* BEGIN EXERCISE MATERIALS *

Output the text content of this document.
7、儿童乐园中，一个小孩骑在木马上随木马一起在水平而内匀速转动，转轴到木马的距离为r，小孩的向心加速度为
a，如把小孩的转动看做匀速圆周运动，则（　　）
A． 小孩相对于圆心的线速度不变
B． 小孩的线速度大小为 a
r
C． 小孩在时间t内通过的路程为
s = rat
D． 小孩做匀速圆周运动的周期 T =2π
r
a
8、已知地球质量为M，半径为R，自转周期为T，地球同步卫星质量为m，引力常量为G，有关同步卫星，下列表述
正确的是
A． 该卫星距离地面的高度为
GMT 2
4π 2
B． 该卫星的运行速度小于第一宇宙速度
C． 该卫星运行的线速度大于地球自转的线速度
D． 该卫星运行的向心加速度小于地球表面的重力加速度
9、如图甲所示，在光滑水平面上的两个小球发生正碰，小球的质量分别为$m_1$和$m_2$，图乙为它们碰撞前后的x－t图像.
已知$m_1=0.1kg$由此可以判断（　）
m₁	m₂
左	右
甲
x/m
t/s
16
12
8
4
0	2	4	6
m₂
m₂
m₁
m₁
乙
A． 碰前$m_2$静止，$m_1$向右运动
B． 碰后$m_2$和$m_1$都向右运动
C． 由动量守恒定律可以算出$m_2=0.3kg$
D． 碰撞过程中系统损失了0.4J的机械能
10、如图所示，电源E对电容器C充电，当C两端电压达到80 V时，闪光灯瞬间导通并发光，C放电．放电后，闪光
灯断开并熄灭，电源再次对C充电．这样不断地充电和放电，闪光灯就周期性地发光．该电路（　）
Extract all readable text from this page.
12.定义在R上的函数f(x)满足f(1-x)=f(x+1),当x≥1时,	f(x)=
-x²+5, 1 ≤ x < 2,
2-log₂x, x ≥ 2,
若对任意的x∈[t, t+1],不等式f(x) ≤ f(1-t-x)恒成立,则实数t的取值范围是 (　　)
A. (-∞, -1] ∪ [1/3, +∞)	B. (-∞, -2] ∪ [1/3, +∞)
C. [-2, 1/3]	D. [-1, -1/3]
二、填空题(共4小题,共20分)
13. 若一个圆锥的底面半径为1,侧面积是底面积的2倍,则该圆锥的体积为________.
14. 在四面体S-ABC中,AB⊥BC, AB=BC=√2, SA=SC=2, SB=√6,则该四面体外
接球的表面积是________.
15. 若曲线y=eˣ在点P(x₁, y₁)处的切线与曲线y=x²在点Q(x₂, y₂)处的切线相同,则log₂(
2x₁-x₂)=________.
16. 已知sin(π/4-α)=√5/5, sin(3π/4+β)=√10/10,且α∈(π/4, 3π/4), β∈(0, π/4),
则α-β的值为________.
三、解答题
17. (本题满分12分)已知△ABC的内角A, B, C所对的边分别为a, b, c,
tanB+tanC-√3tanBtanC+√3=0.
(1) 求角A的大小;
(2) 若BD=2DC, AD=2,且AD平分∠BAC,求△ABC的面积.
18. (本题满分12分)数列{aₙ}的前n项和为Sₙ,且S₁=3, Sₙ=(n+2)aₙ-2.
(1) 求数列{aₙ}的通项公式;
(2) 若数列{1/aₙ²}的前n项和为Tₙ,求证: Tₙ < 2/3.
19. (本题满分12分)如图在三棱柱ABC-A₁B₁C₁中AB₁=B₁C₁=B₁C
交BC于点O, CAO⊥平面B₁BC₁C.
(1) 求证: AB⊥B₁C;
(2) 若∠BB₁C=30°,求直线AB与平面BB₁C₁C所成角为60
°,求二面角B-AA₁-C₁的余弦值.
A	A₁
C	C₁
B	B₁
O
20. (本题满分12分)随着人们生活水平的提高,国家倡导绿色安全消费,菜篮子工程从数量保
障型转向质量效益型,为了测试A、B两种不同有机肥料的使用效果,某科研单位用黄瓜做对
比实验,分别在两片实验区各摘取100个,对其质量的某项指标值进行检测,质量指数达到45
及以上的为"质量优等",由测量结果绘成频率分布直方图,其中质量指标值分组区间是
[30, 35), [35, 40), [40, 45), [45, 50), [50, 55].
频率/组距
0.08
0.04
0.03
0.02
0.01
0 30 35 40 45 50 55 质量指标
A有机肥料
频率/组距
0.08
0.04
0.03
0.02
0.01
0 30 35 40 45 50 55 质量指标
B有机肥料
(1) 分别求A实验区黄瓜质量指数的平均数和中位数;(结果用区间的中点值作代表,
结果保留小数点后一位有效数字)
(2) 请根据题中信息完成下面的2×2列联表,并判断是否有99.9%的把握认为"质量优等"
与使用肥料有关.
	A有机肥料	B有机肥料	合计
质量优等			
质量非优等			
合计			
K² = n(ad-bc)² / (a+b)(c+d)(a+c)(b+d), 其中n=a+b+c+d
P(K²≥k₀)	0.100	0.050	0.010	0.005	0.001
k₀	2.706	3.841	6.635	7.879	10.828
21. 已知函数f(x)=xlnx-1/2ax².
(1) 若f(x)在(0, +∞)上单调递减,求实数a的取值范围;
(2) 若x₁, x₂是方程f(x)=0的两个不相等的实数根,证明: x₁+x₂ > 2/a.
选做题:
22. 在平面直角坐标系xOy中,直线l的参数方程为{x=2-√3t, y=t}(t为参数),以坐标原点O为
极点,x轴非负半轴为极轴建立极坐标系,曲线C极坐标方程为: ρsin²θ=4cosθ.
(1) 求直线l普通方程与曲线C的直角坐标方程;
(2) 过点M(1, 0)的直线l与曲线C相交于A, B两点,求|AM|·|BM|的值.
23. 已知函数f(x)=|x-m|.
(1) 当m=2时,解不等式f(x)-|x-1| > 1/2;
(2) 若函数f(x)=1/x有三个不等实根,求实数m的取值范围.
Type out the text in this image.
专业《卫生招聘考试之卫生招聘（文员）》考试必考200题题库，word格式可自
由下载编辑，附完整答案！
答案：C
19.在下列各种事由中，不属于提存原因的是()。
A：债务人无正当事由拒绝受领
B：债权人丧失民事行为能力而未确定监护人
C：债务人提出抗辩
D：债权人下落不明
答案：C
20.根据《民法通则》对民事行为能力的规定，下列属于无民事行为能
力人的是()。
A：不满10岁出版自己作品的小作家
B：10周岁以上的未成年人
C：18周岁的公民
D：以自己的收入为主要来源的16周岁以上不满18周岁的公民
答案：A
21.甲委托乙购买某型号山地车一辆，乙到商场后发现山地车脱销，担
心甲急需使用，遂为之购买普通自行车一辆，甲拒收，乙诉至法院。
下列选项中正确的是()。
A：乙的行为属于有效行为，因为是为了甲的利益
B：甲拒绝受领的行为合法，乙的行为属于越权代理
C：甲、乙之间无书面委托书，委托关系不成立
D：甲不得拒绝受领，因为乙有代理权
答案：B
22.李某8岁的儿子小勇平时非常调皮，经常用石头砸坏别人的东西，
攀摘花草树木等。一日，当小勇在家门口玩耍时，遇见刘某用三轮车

* END EXERCISE MATERIALS *

* [INSTRUCTIONS FOR THE TASK]
All of the material must be reproduced exactly.

* [RESPONSE]
Output the text content of this document.
7、儿童乐园中，一个小孩骑在木马上随木马一起在水平而内匀速转动，转轴到木马的距离为r，小孩的向心加速度为
a，如把小孩的转动看做匀速圆周运动，则（　　）
A． 小孩相对于圆心的线速度不变
B． 小孩的线速度大小为 a
r
C． 小孩在时间t内通过的路程为
s = rat
D． 小孩做匀速圆周运动的周期 T =2π
r
a
8、已知地球质量为M，半径为R，自转周期为T，地球同步卫星质量为m，引力常量为G，有关同步卫星，下列表述
正确的是
A． 该卫星距离地面的高度为
GMT 2
4π 2
B． 该卫星的运行速度小于第一宇宙速度
C． 该卫星运行的线速度大于地球自转的线速度
D． 该卫星运行的向心加速度小于地球表面的重力加速度
9、如图甲所示，在光滑水平面上的两个小球发生正碰，小球的质量分别为$m_1$和$m_2$，图乙为它们碰撞前后的x－t图像.
已知$m_1=0.1kg$由此可以判断（　）
m₁	m₂
左	右
甲
x/m
t/s
16
12
8
4
0	2	4	6
m₂
m₂
m₁
m₁
乙
A． 碰前$m_2$静止，$m_1$向右运动
B． 碰后$m_2$和$m_1$都向右运动
C． 由动量守恒定律可以算出$m_2=0.3kg$
D． 碰撞过程中系统损失了0.4J的机械能
10、如图所示，电源E对电容器C充电，当C两端电压达到80 V时，闪光灯瞬间导通并发光，C放电．放电后，闪光
灯断开并熄灭，电源再次对C充电．这样不断地充电和放电，闪光灯就周期性地发光．该电路（　）
Extract all readable text from this page.
12.定义在R上的函数f(x)满足f(1-x)=f(x+1),当x≥1时,	f(x)=
-x²+5, 1 ≤ x < 2,
2-log₂x, x ≥ 2,
若对任意的x∈[t, t+1],不等式f(x) ≤ f(1-t-x)恒成立,则实数t的取值范围是 (　　)
A. (-∞, -1] ∪ [1/3, +∞)	B. (-∞, -2] ∪ [1/3, +∞)
C. [-2, 1/3]	D. [-1, -1/3]
二、填空题(共4小题,共20分)
13. 若一个圆锥的底面半径为1,侧面积是底面积的2倍,则该圆锥的体积为________.
14. 在四面体S-ABC中,AB⊥BC, AB=BC=√2, SA=SC=2, SB=√6,则该四面体外
接球的表面积是________.
15. 若曲线y=eˣ在点P(x₁, y₁)处的切线与曲线y=x²在点Q(x₂, y₂)处的切线相同,则log₂(
2x₁-x₂)=________.
16. 已知sin(π/4-α)=√5/5, sin(3π/4+β)=√10/10,且α∈(π/4, 3π/4), β∈(0, π/4),
则α-β的值为________.
三、解答题
17. (本题满分12分)已知△ABC的内角A, B, C所对的边分别为a, b, c,
tanB+tanC-√3tanBtanC+√3=0.
(1) 求角A的大小;
(2) 若BD=2DC, AD=2,且AD平分∠BAC,求△ABC的面积.
18. (本题满分12分)数列{aₙ}的前n项和为Sₙ,且S₁=3, Sₙ=(n+2)aₙ-2.
(1) 求数列{aₙ}的通项公式;
(2) 若数列{1/aₙ²}的前n项和为Tₙ,求证: Tₙ < 2/3.
19. (本题满分12分)如图在三棱柱ABC-A₁B₁C₁中AB₁=B₁C₁=B₁C
交BC于点O, CAO⊥平面B₁BC₁C.
(1) 求证: AB⊥B₁C;
(2) 若∠BB₁C=30°,求直线AB与平面BB₁C₁C所成角为60
°,求二面角B-AA₁-C₁的余弦值.
A	A₁
C	C₁
B	B₁
O
20. (本题满分12分)随着人们生活水平的提高,国家倡导绿色安全消费,菜篮子工程从数量保
障型转向质量效益型,为了测试A、B两种不同有机肥料的使用效果,某科研单位用黄瓜做对
比实验,分别在两片实验区各摘取100个,对其质量的某项指标值进行检测,质量指数达到45
及以上的为"质量优等",由测量结果绘成频率分布直方图,其中质量指标值分组区间是
[30, 35), [35, 40), [40, 45), [45, 50), [50, 55].
频率/组距
0.08
0.04
0.03
0.02
0.01
0 30 35 40 45 50 55 质量指标
A有机肥料
频率/组距
0.08
0.04
0.03
0.02
0.01
0 30 35 40 45 50 55 质量指标
B有机肥料
(1) 分别求A实验区黄瓜质量指数的平均数和中位数;(结果用区间的中点值作代表,
结果保留小数点后一位有效数字)
(2) 请根据题中信息完成下面的2×2列联表,并判断是否有99.9%的把握认为"质量优等"
与使用肥料有关.
	A有机肥料	B有机肥料	合计
质量优等			
质量非优等			
合计			
K² = n(ad-bc)² / (a+b)(c+d)(a+c)(b+d), 其中n=a+b+c+d
P(K²≥k₀)	0.100	0.050	0.010	0.005	0.001
k₀	2.706	3.841	6.635	7.879	10.828
21. 已知函数f(x)=xlnx-1/2ax².
(1) 若f(x)在(0, +∞)上单调递减,求实数a的取值范围;
(2) 若x₁, x₂是方程f(x)=0的两个不相等的实数根,证明: x₁+x₂ > 2/a.
选做题:
22. 在平面直角坐标系xOy中,直线l的参数方程为{x=2-√3t, y=t}(t为参数),以坐标原点O为
极点,x轴非负半轴为极轴建立极坐标系,曲线C极坐标方程为: ρsin²θ=4cosθ.
(1) 求直线l普通方程与曲线C的直角坐标方程;
(2) 过点M(1, 0)的直线l与曲线C相交于A, B两点,求|AM|·|BM|的值.
23. 已知函数f(x)=|x-m|.
(1) 当m=2时,解不等式f(x)-|x-1| > 1/2;
(2) 若函数f(x)=1/x有三个不等实根,求实数m的取值范围.
Type out the text in this image.
专业《卫生招聘考试之卫生招聘（文员）》考试必考200题题库，word格式可自
由下载编辑，附完整答案！
答案：C
19.在下列各种事由中，不属于提存原因的是()。
A：债务人无正当事由拒绝受领
B：债权人丧失民事行为能力而未确定监护人
C：债务人提出抗辩
D：债权人下落不明
答案：C
20.根据《民法通则》对民事行为能力的规定，下列属于无民事行为能
力人的是()。
A：不满10岁出版自己作品的小作家
B：10周岁以上的未成年人
C：18周岁的公民
D：以自己的收入为主要来源的16周岁以上不满18周岁的公民
答案：A
21.甲委托乙购买某型号山地车一辆，乙到商场后发现山地车脱销，担
心甲急需使用，遂为之购买普通自行车一辆，甲拒收，乙诉至法院。
下列选项中正确的是()。
A：乙的行为属于有效行为，因为是为了甲的利益
B：甲拒绝受领的行为合法，乙的行为属于越权代理
C：甲、乙之间无书面委托书，委托关系不成立
D：甲不得拒绝受领，因为乙有代理权
答案：B
22.李某8岁的儿子小勇平时非常调皮，经常用石头砸坏别人的东西，
攀摘花草树木等。一日，当小勇在家门口玩耍时，遇见刘某用三轮车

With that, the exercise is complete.